## TASK INPUT
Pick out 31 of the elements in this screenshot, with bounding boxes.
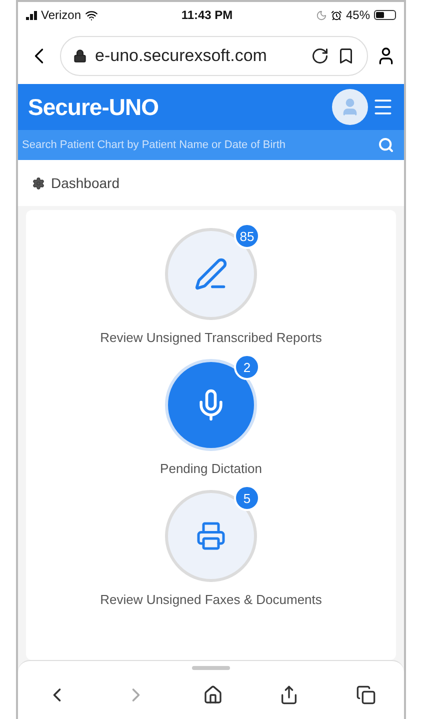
pen-icon <box>194 257 228 291</box>
wifi-icon <box>85 8 98 22</box>
carrier-name: Verizon <box>41 8 82 22</box>
address-field[interactable]: e-uno.securexsoft.com <box>60 36 368 76</box>
battery-percent: 45% <box>346 8 370 22</box>
tile-label: Pending Dictation <box>160 461 262 476</box>
breadcrumb-label[interactable]: Dashboard <box>51 175 120 191</box>
tabs-icon <box>356 684 376 704</box>
search-field[interactable]: Search Patient Chart by Patient Name or Date of Birth <box>18 130 368 160</box>
search-icon <box>378 137 394 153</box>
count-badge: 2 <box>234 354 260 380</box>
moon-icon <box>316 10 327 20</box>
app-logo: Secure-UNO <box>28 94 158 120</box>
tile-label: Review Unsigned Faxes & Documents <box>100 592 322 607</box>
reload-icon[interactable] <box>311 47 329 65</box>
gear-icon <box>32 176 45 190</box>
avatar-button[interactable] <box>332 89 368 125</box>
drag-handle[interactable] <box>192 666 230 670</box>
search-button[interactable] <box>368 130 404 160</box>
count-badge: 85 <box>234 223 260 249</box>
signal-icon <box>26 10 37 20</box>
tile-label: Review Unsigned Transcribed Reports <box>100 330 322 345</box>
count-badge: 5 <box>234 485 260 511</box>
share-icon <box>279 684 300 704</box>
printer-icon <box>196 521 226 551</box>
home-icon <box>202 684 223 704</box>
lock-icon <box>73 49 87 63</box>
bookmark-icon[interactable] <box>337 47 355 65</box>
battery-icon <box>374 10 396 20</box>
clock-time: 11:43 PM <box>181 8 233 22</box>
alarm-icon <box>330 10 342 20</box>
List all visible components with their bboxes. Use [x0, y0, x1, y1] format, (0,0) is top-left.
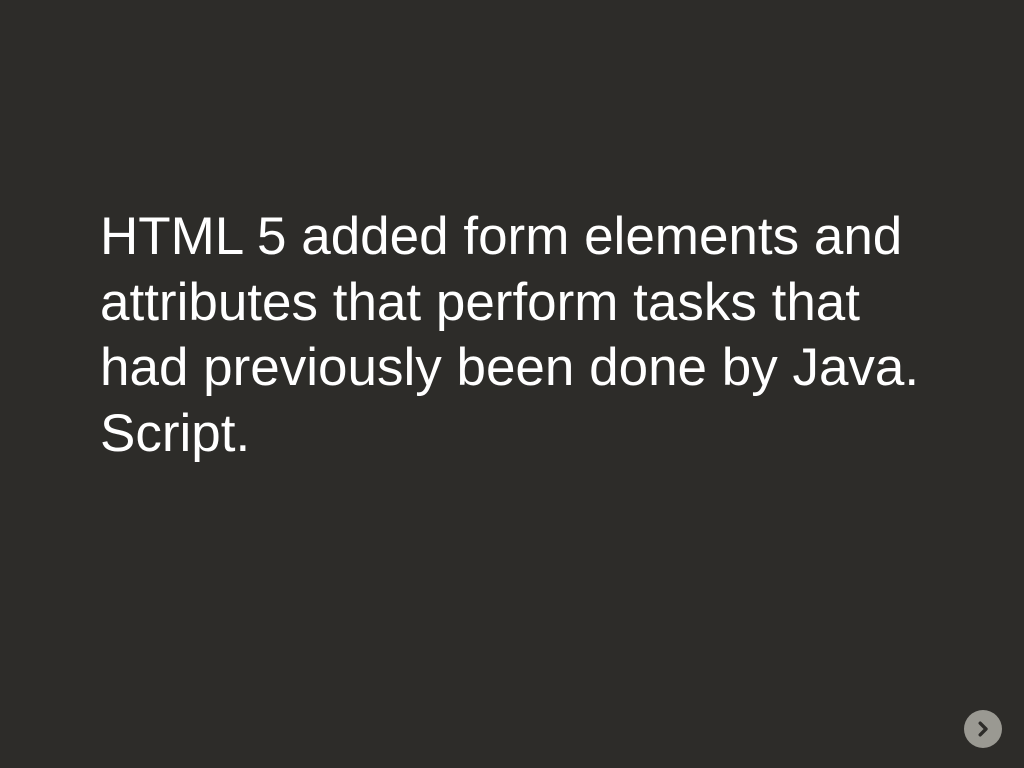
next-slide-button[interactable]: [964, 710, 1002, 748]
arrow-right-icon: [973, 719, 993, 739]
slide: HTML 5 added form elements and attribute…: [0, 0, 1024, 768]
slide-body-text: HTML 5 added form elements and attribute…: [100, 204, 930, 467]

## GOAL OF THE EXERCISE
Turn every line of the listing above into a numbered list, skipping blank lines and leaving out the pictures.

## EXPECTED ANSWER
1. Pick out 31 of the elements in this screenshot, with bounding boxes.
2. pen-icon <box>194 257 228 291</box>
3. wifi-icon <box>85 8 98 22</box>
4. carrier-name: Verizon <box>41 8 82 22</box>
5. address-field[interactable]: e-uno.securexsoft.com <box>60 36 368 76</box>
6. battery-percent: 45% <box>346 8 370 22</box>
7. tile-label: Pending Dictation <box>160 461 262 476</box>
8. breadcrumb-label[interactable]: Dashboard <box>51 175 120 191</box>
9. tabs-icon <box>356 684 376 704</box>
10. search-field[interactable]: Search Patient Chart by Patient Name or Date of Birth <box>18 130 368 160</box>
11. search-icon <box>378 137 394 153</box>
12. count-badge: 2 <box>234 354 260 380</box>
13. moon-icon <box>316 10 327 20</box>
14. app-logo: Secure-UNO <box>28 94 158 120</box>
15. tile-label: Review Unsigned Faxes & Documents <box>100 592 322 607</box>
16. reload-icon[interactable] <box>311 47 329 65</box>
17. gear-icon <box>32 176 45 190</box>
18. avatar-button[interactable] <box>332 89 368 125</box>
19. drag-handle[interactable] <box>192 666 230 670</box>
20. search-button[interactable] <box>368 130 404 160</box>
21. count-badge: 85 <box>234 223 260 249</box>
22. signal-icon <box>26 10 37 20</box>
23. tile-label: Review Unsigned Transcribed Reports <box>100 330 322 345</box>
24. count-badge: 5 <box>234 485 260 511</box>
25. share-icon <box>279 684 300 704</box>
26. printer-icon <box>196 521 226 551</box>
27. home-icon <box>202 684 223 704</box>
28. lock-icon <box>73 49 87 63</box>
29. bookmark-icon[interactable] <box>337 47 355 65</box>
30. battery-icon <box>374 10 396 20</box>
31. clock-time: 11:43 PM <box>181 8 233 22</box>
32. alarm-icon <box>330 10 342 20</box>
33. List all visible components with their bboxes. Use [x0, y0, x1, y1] format, (0,0) is top-left.
34. next-slide-button[interactable]: [964, 710, 1002, 748]
35. arrow-right-icon: [973, 719, 993, 739]
36. slide: HTML 5 added form elements and attribute…: [0, 0, 1024, 768]
37. slide-body-text: HTML 5 added form elements and attribute…: [100, 204, 930, 467]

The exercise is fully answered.